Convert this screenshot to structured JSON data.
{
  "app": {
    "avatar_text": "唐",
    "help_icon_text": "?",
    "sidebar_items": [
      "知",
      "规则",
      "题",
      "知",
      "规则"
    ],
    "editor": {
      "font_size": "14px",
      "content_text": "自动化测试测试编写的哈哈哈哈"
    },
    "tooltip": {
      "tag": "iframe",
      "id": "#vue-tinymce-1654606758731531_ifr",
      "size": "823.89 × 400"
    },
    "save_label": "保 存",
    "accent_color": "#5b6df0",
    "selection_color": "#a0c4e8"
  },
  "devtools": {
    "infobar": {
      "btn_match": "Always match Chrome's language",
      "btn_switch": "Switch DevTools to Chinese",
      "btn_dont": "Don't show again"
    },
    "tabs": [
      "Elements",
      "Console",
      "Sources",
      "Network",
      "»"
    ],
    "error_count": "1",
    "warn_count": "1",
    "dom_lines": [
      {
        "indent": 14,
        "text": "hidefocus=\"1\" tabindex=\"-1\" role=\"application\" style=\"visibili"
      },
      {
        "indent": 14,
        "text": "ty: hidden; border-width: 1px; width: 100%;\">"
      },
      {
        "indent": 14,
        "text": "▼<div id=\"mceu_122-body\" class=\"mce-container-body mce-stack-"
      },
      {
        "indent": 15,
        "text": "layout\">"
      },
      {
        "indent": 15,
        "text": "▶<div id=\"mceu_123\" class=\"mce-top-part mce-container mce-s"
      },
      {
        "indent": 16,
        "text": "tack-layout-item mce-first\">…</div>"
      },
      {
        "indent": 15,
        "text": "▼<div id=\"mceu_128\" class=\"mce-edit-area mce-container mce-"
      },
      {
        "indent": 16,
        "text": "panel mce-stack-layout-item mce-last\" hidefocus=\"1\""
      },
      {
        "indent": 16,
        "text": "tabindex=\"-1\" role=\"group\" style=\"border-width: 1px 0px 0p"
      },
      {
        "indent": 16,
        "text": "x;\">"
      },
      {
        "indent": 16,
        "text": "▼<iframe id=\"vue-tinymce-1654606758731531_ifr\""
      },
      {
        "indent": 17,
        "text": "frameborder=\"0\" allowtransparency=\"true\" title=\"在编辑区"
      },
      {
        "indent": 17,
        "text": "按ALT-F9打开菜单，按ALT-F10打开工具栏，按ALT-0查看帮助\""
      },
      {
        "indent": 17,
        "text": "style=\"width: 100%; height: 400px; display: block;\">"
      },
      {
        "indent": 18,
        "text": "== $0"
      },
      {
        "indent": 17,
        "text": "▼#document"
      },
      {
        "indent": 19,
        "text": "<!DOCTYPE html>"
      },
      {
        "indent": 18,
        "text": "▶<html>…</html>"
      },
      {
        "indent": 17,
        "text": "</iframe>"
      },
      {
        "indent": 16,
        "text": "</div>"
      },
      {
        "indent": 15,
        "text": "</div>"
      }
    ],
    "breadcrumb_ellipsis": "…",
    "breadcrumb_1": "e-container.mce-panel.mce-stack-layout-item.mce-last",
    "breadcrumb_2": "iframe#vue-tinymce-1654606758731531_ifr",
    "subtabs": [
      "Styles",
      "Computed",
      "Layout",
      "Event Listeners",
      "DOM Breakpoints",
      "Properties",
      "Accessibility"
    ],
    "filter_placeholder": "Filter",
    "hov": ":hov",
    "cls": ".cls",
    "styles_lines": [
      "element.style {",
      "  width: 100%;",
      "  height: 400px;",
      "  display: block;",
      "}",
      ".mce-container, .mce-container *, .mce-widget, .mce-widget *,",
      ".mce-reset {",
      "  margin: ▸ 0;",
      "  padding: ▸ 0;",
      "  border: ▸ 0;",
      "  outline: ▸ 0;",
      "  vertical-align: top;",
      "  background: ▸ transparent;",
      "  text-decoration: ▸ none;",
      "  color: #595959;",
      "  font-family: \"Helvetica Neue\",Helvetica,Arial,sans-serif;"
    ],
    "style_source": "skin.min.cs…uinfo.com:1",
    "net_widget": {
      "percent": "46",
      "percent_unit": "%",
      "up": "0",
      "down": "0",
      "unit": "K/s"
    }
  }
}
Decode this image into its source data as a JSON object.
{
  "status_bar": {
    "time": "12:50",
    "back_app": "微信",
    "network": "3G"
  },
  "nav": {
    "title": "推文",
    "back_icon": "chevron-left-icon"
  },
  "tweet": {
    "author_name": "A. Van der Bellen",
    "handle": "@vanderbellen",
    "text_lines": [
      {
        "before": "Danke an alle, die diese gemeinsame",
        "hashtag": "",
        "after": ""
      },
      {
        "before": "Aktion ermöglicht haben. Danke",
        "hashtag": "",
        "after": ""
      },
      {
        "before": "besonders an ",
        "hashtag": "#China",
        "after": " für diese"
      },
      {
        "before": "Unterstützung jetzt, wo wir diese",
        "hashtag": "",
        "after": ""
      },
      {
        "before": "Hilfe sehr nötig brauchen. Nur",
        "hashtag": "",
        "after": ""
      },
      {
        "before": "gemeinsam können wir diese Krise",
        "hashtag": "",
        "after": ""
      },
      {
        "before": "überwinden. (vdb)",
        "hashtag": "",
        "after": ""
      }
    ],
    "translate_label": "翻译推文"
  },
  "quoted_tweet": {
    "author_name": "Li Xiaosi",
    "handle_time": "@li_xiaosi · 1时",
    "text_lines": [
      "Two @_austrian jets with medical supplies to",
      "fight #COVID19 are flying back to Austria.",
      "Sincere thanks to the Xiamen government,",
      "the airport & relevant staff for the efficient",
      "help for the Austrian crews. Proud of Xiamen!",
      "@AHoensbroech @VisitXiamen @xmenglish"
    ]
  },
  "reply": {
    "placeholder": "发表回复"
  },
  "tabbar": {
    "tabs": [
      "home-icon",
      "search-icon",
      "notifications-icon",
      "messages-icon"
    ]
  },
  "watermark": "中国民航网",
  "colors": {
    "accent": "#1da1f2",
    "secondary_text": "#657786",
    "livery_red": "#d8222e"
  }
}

━━━━━━━━━━━━━━━━━━━━

• [Short exercise]: Determine how many lines of this listing contain "data", and give only the number.

• [Response to this exercise]: 2